• [Written instruction]:
Scan the material for the word "caption", and copy each line where it shows up.

• [Items]:
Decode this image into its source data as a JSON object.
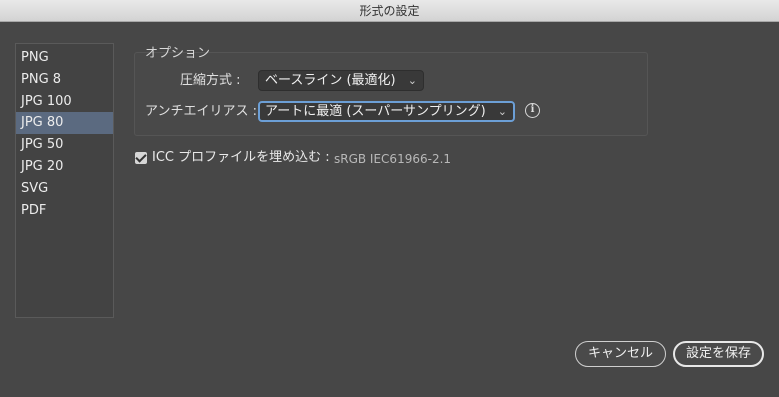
{
  "window": {
    "title": "形式の設定"
  },
  "formats": {
    "items": [
      "PNG",
      "PNG 8",
      "JPG 100",
      "JPG 80",
      "JPG 50",
      "JPG 20",
      "SVG",
      "PDF"
    ],
    "selected": "JPG 80"
  },
  "options": {
    "group_label": "オプション",
    "compression": {
      "label": "圧縮方式 :",
      "value": "ベースライン (最適化)"
    },
    "antialias": {
      "label": "アンチエイリアス :",
      "value": "アートに最適 (スーパーサンプリング)"
    },
    "info_glyph": "i"
  },
  "icc": {
    "checked": true,
    "label": "ICC プロファイルを埋め込む :",
    "value": "sRGB IEC61966-2.1"
  },
  "buttons": {
    "cancel": "キャンセル",
    "save": "設定を保存"
  },
  "colors": {
    "selection": "#5b6a80",
    "focus_ring": "#6c9fd6",
    "background": "#474747"
  }
}
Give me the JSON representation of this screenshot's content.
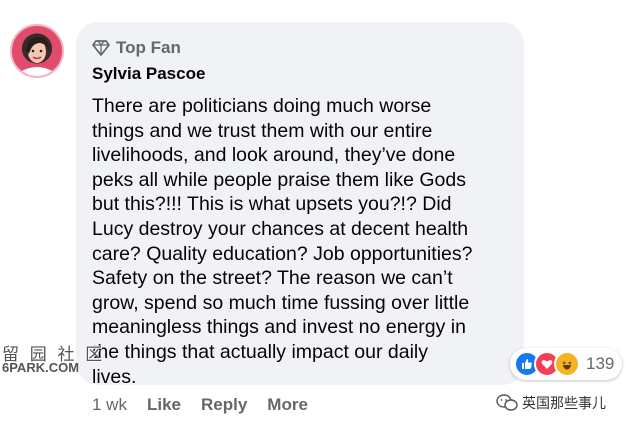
{
  "comment": {
    "badge_label": "Top Fan",
    "author": "Sylvia Pascoe",
    "text": "There are politicians doing much worse\nthings and we trust them with our entire\nlivelihoods, and look around, they’ve done\npeks all while people praise them like Gods\nbut this?!!! This is what upsets you?!? Did\nLucy destroy your chances at decent health\ncare? Quality education? Job opportunities?\nSafety on the street? The reason we can’t\ngrow, spend so much time fussing over little\nmeaningless things and invest no energy in\nthe things that actually impact our daily\nlives.",
    "time": "1 wk",
    "like_label": "Like",
    "reply_label": "Reply",
    "more_label": "More"
  },
  "reactions": {
    "icons": [
      "like-icon",
      "love-icon",
      "haha-icon"
    ],
    "count": "139",
    "colors": {
      "like": "#1877f2",
      "love": "#f33e58",
      "haha": "#f7b125"
    }
  },
  "watermark": {
    "line1": "留 园 社 区",
    "line2": "6PARK.COM"
  },
  "wechat_mark": {
    "text": "英国那些事儿"
  },
  "colors": {
    "bubble": "#f0f2f5",
    "secondary_text": "#65676b",
    "primary_text": "#050505"
  }
}
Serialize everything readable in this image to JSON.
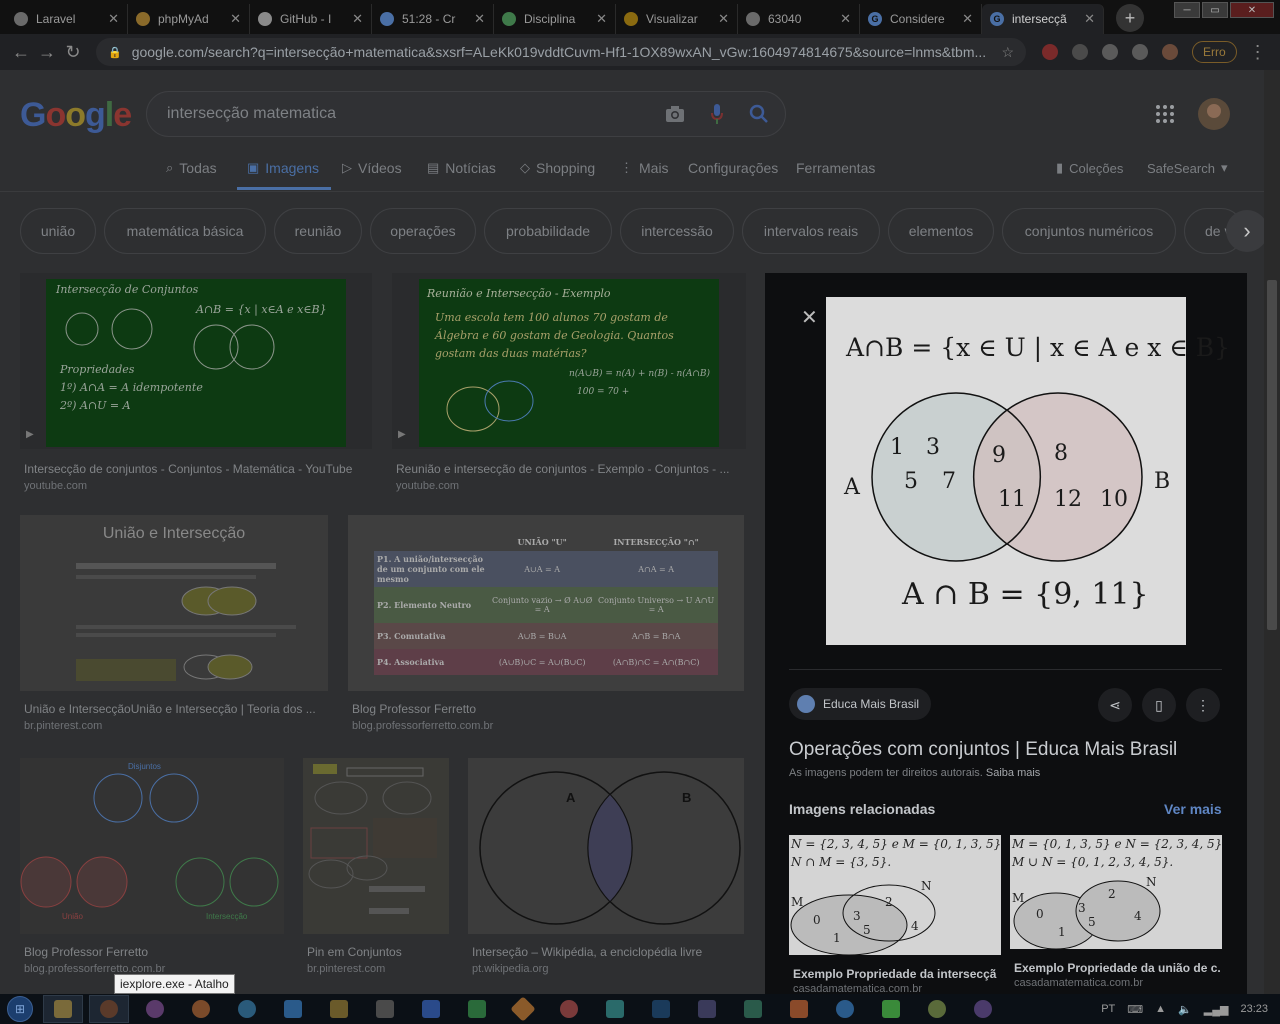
{
  "browser": {
    "tabs": [
      {
        "label": "Laravel",
        "icon": "globe-icon",
        "color": "#6a6a6a"
      },
      {
        "label": "phpMyAd",
        "icon": "phpmyadmin-icon",
        "color": "#8a6a2a"
      },
      {
        "label": "GitHub - I",
        "icon": "github-icon",
        "color": "#8a8a8a"
      },
      {
        "label": "51:28 - Cr",
        "icon": "timer-icon",
        "color": "#4a6fa5"
      },
      {
        "label": "Disciplina",
        "icon": "moodle-icon",
        "color": "#3f7a4a"
      },
      {
        "label": "Visualizar",
        "icon": "doc-icon",
        "color": "#8a6a10"
      },
      {
        "label": "63040",
        "icon": "globe-icon",
        "color": "#6a6a6a"
      },
      {
        "label": "Considere",
        "icon": "google-icon",
        "color": "#4a6fa5"
      },
      {
        "label": "intersecçã",
        "icon": "google-icon",
        "color": "#4a6fa5"
      }
    ],
    "new_tab": "+",
    "url": "google.com/search?q=intersecção+matematica&sxsrf=ALeKk019vddtCuvm-Hf1-1OX89wxAN_vGw:1604974814675&source=lnms&tbm...",
    "error_button": "Erro"
  },
  "google": {
    "logo": [
      "G",
      "o",
      "o",
      "g",
      "l",
      "e"
    ],
    "query": "intersecção matematica",
    "tabs": [
      {
        "label": "Todas",
        "icon": "search-icon"
      },
      {
        "label": "Imagens",
        "icon": "image-icon"
      },
      {
        "label": "Vídeos",
        "icon": "video-icon"
      },
      {
        "label": "Notícias",
        "icon": "news-icon"
      },
      {
        "label": "Shopping",
        "icon": "tag-icon"
      },
      {
        "label": "Mais",
        "icon": "more-icon"
      }
    ],
    "tools": {
      "settings": "Configurações",
      "tools": "Ferramentas",
      "collections": "Coleções",
      "safesearch": "SafeSearch"
    },
    "chips": [
      "união",
      "matemática básica",
      "reunião",
      "operações",
      "probabilidade",
      "intercessão",
      "intervalos reais",
      "elementos",
      "conjuntos numéricos",
      "de v"
    ],
    "results": [
      {
        "title": "Intersecção de conjuntos - Conjuntos - Matemática - YouTube",
        "source": "youtube.com"
      },
      {
        "title": "Reunião e intersecção de conjuntos - Exemplo - Conjuntos - ...",
        "source": "youtube.com"
      },
      {
        "title": "União e IntersecçãoUnião e Intersecção | Teoria dos ...",
        "source": "br.pinterest.com"
      },
      {
        "title": "Blog Professor Ferretto",
        "source": "blog.professorferretto.com.br"
      },
      {
        "title": "Blog Professor Ferretto",
        "source": "blog.professorferretto.com.br"
      },
      {
        "title": "Pin em Conjuntos",
        "source": "br.pinterest.com"
      },
      {
        "title": "Interseção – Wikipédia, a enciclopédia livre",
        "source": "pt.wikipedia.org"
      }
    ],
    "thumb_texts": {
      "board1_title": "Intersecção de Conjuntos",
      "board1_formula": "A∩B = {x | x∈A e x∈B}",
      "board1_props": "Propriedades",
      "board1_p1": "1º) A∩A = A  idempotente",
      "board1_p2": "2º) A∩U = A",
      "board2_title": "Reunião e Intersecção - Exemplo",
      "board2_l1": "Uma escola tem 100 alunos 70 gostam de",
      "board2_l2": "Álgebra e 60 gostam de Geologia. Quantos",
      "board2_l3": "gostam das duas matérias?",
      "board2_l4": "n(A∪B) = n(A) + n(B) - n(A∩B)",
      "board2_l5": "100 = 70 +",
      "uniao_title": "União e Intersecção",
      "table_h1": "UNIÃO \"U\"",
      "table_h2": "INTERSECÇÃO \"∩\"",
      "table_rows": [
        {
          "label": "P1. A união/intersecção de um conjunto com ele mesmo",
          "u": "A∪A = A",
          "i": "A∩A = A"
        },
        {
          "label": "P2. Elemento Neutro",
          "u": "Conjunto vazio → Ø  A∪Ø = A",
          "i": "Conjunto Universo → U  A∩U = A"
        },
        {
          "label": "P3. Comutativa",
          "u": "A∪B = B∪A",
          "i": "A∩B = B∩A"
        },
        {
          "label": "P4. Associativa",
          "u": "(A∪B)∪C = A∪(B∪C)",
          "i": "(A∩B)∩C = A∩(B∩C)"
        }
      ],
      "disjuntos": "Disjuntos",
      "uniao": "União",
      "interseccao": "Intersecção",
      "wiki_a": "A",
      "wiki_b": "B"
    }
  },
  "panel": {
    "formula_top": "A∩B = {x ∈ U | x ∈ A e x ∈ B}",
    "set_a_label": "A",
    "set_b_label": "B",
    "a_only": [
      "1",
      "3",
      "5",
      "7"
    ],
    "both": [
      "9",
      "11"
    ],
    "b_only": [
      "8",
      "12",
      "10"
    ],
    "formula_bottom": "A ∩ B = {9, 11}",
    "source": "Educa Mais Brasil",
    "title": "Operações com conjuntos | Educa Mais Brasil",
    "copyright": "As imagens podem ter direitos autorais.",
    "learn_more": "Saiba mais",
    "related_heading": "Imagens relacionadas",
    "see_more": "Ver mais",
    "related": [
      {
        "l1": "N = {2, 3, 4, 5} e M = {0, 1, 3, 5}.",
        "l2": "N ∩ M = {3, 5}.",
        "caption": "Exemplo Propriedade da intersecçã...",
        "source": "casadamatematica.com.br"
      },
      {
        "l1": "M = {0, 1, 3, 5} e N = {2, 3, 4, 5}.",
        "l2": "M ∪ N = {0, 1, 2, 3, 4, 5}.",
        "caption": "Exemplo Propriedade da união de c...",
        "source": "casadamatematica.com.br"
      }
    ],
    "venn_labels": {
      "n": "N",
      "m": "M",
      "v0": "0",
      "v1": "1",
      "v2": "2",
      "v3": "3",
      "v4": "4",
      "v5": "5"
    }
  },
  "tooltip": "iexplore.exe - Atalho",
  "taskbar": {
    "lang": "PT",
    "time": "23:23"
  }
}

• [Response]:
        "caption": "Exemplo Propriedade da intersecçã...",
        "caption": "Exemplo Propriedade da união de c...",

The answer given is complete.